Data entries:

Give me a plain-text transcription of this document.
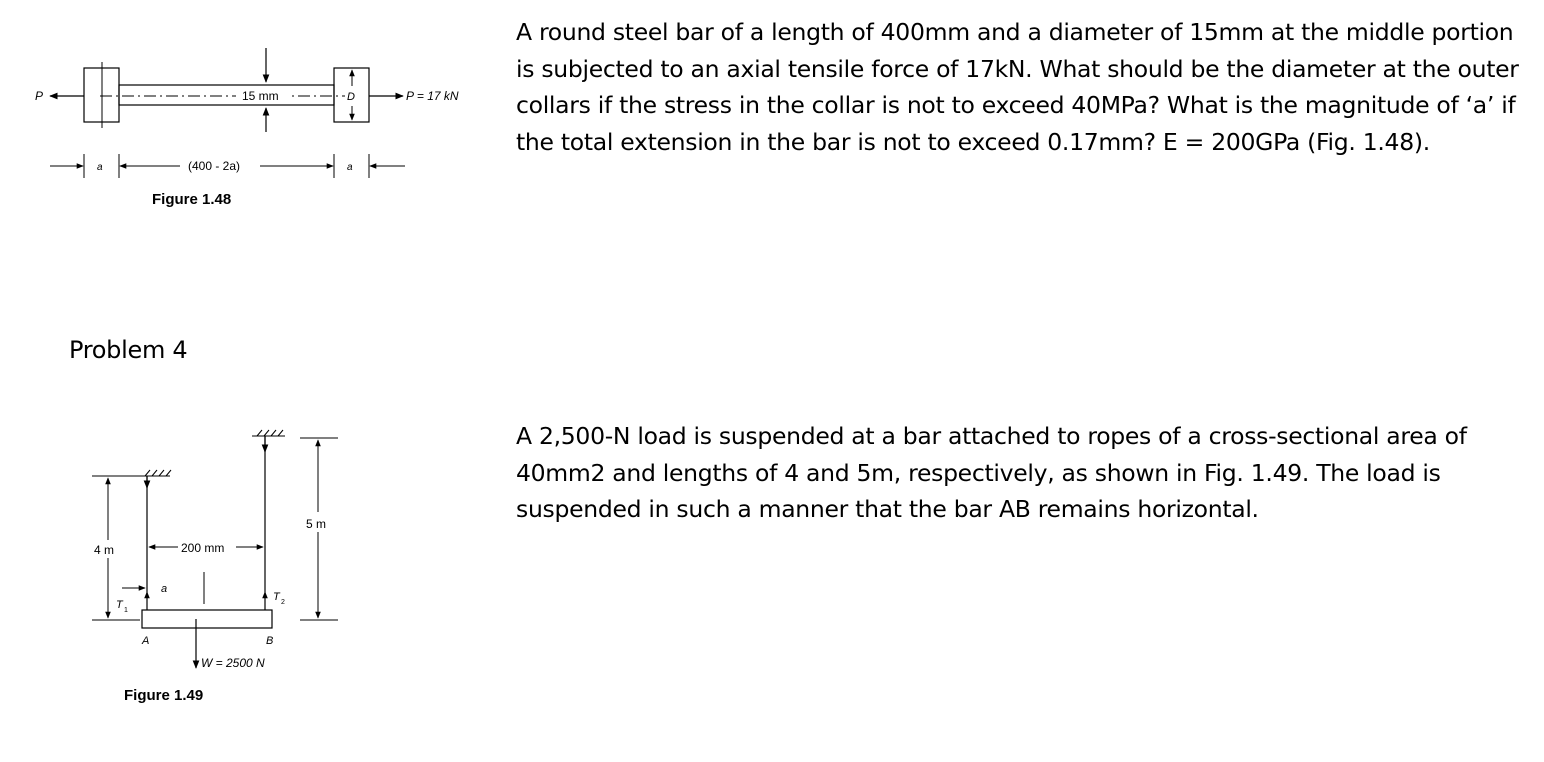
P	15 mm	D	P = 17 kN
a	(400 - 2a)	a
Figure 1.48

A round steel bar of a length of 400mm and a diameter of 15mm at the middle portion is subjected to an axial tensile force of 17kN. What should be the diameter at the outer collars if the stress in the collar is not to exceed 40MPa? What is the magnitude of ‘a’ if the total extension in the bar is not to exceed 0.17mm? E = 200GPa (Fig. 1.48).

Problem 4

A 2,500-N load is suspended at a bar attached to ropes of a cross-sectional area of 40mm2 and lengths of 4 and 5m, respectively, as shown in Fig. 1.49. The load is suspended in such a manner that the bar AB remains horizontal.

4 m
5 m
200 mm
a
T 1
T 2
A	B
W = 2500 N
Figure 1.49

Objective:
The records above need to be restated word for word, with the pictures left out.

Exercise solution:
Give me a plain-text transcription of this document.
P	15 mm	D	P = 17 kN
a	(400 - 2a)	a
Figure 1.48

A round steel bar of a length of 400mm and a diameter of 15mm at the middle portion is subjected to an axial tensile force of 17kN. What should be the diameter at the outer collars if the stress in the collar is not to exceed 40MPa? What is the magnitude of ‘a’ if the total extension in the bar is not to exceed 0.17mm? E = 200GPa (Fig. 1.48).

Problem 4

A 2,500-N load is suspended at a bar attached to ropes of a cross-sectional area of 40mm2 and lengths of 4 and 5m, respectively, as shown in Fig. 1.49. The load is suspended in such a manner that the bar AB remains horizontal.

4 m
5 m
200 mm
a
T 1
T 2
A	B
W = 2500 N
Figure 1.49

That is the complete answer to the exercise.